**Listed records**

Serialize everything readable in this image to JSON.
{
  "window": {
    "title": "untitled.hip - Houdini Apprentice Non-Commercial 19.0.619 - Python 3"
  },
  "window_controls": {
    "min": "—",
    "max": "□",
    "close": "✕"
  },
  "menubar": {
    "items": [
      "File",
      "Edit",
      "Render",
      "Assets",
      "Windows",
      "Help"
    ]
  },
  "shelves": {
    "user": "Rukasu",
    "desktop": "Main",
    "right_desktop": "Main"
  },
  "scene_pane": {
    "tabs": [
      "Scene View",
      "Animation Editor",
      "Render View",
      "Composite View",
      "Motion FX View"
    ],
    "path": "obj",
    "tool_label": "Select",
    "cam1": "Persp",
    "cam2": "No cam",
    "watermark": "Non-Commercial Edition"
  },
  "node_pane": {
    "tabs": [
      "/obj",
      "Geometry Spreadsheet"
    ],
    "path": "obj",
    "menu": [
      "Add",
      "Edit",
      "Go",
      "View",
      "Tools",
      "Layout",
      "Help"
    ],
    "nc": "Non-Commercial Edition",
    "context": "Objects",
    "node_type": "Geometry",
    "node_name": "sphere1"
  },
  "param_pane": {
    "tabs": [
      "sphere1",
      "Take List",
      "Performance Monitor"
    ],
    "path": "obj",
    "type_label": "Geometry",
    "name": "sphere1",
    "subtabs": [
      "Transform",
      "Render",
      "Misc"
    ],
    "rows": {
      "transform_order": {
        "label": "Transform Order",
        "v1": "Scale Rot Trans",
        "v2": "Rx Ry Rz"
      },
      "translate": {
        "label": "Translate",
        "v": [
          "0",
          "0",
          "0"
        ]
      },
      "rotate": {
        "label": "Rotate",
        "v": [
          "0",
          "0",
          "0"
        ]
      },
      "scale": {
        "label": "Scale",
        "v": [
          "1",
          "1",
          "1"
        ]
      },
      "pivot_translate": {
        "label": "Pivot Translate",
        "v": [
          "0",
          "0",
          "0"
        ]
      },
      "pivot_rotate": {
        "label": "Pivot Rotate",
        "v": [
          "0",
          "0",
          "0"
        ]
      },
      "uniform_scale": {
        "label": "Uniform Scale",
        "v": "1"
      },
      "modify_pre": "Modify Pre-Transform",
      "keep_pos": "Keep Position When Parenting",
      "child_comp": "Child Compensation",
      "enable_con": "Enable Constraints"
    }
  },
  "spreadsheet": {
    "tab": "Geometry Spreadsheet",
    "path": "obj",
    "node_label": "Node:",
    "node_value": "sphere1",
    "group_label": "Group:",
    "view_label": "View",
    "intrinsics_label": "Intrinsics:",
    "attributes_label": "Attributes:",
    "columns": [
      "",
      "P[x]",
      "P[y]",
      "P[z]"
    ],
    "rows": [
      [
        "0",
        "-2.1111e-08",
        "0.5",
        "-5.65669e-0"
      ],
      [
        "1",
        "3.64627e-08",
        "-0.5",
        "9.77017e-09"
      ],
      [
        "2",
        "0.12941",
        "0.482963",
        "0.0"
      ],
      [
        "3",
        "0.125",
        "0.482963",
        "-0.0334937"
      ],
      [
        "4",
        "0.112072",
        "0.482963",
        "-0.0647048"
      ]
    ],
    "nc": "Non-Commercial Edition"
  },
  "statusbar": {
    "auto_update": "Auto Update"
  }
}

**Task directions**
Retype all of the data shown above, word for word.

**Output of the exercise**
Serialize everything readable in this image to JSON.
{
  "window": {
    "title": "untitled.hip - Houdini Apprentice Non-Commercial 19.0.619 - Python 3"
  },
  "window_controls": {
    "min": "—",
    "max": "□",
    "close": "✕"
  },
  "menubar": {
    "items": [
      "File",
      "Edit",
      "Render",
      "Assets",
      "Windows",
      "Help"
    ]
  },
  "shelves": {
    "user": "Rukasu",
    "desktop": "Main",
    "right_desktop": "Main"
  },
  "scene_pane": {
    "tabs": [
      "Scene View",
      "Animation Editor",
      "Render View",
      "Composite View",
      "Motion FX View"
    ],
    "path": "obj",
    "tool_label": "Select",
    "cam1": "Persp",
    "cam2": "No cam",
    "watermark": "Non-Commercial Edition"
  },
  "node_pane": {
    "tabs": [
      "/obj",
      "Geometry Spreadsheet"
    ],
    "path": "obj",
    "menu": [
      "Add",
      "Edit",
      "Go",
      "View",
      "Tools",
      "Layout",
      "Help"
    ],
    "nc": "Non-Commercial Edition",
    "context": "Objects",
    "node_type": "Geometry",
    "node_name": "sphere1"
  },
  "param_pane": {
    "tabs": [
      "sphere1",
      "Take List",
      "Performance Monitor"
    ],
    "path": "obj",
    "type_label": "Geometry",
    "name": "sphere1",
    "subtabs": [
      "Transform",
      "Render",
      "Misc"
    ],
    "rows": {
      "transform_order": {
        "label": "Transform Order",
        "v1": "Scale Rot Trans",
        "v2": "Rx Ry Rz"
      },
      "translate": {
        "label": "Translate",
        "v": [
          "0",
          "0",
          "0"
        ]
      },
      "rotate": {
        "label": "Rotate",
        "v": [
          "0",
          "0",
          "0"
        ]
      },
      "scale": {
        "label": "Scale",
        "v": [
          "1",
          "1",
          "1"
        ]
      },
      "pivot_translate": {
        "label": "Pivot Translate",
        "v": [
          "0",
          "0",
          "0"
        ]
      },
      "pivot_rotate": {
        "label": "Pivot Rotate",
        "v": [
          "0",
          "0",
          "0"
        ]
      },
      "uniform_scale": {
        "label": "Uniform Scale",
        "v": "1"
      },
      "modify_pre": "Modify Pre-Transform",
      "keep_pos": "Keep Position When Parenting",
      "child_comp": "Child Compensation",
      "enable_con": "Enable Constraints"
    }
  },
  "spreadsheet": {
    "tab": "Geometry Spreadsheet",
    "path": "obj",
    "node_label": "Node:",
    "node_value": "sphere1",
    "group_label": "Group:",
    "view_label": "View",
    "intrinsics_label": "Intrinsics:",
    "attributes_label": "Attributes:",
    "columns": [
      "",
      "P[x]",
      "P[y]",
      "P[z]"
    ],
    "rows": [
      [
        "0",
        "-2.1111e-08",
        "0.5",
        "-5.65669e-0"
      ],
      [
        "1",
        "3.64627e-08",
        "-0.5",
        "9.77017e-09"
      ],
      [
        "2",
        "0.12941",
        "0.482963",
        "0.0"
      ],
      [
        "3",
        "0.125",
        "0.482963",
        "-0.0334937"
      ],
      [
        "4",
        "0.112072",
        "0.482963",
        "-0.0647048"
      ]
    ],
    "nc": "Non-Commercial Edition"
  },
  "statusbar": {
    "auto_update": "Auto Update"
  }
}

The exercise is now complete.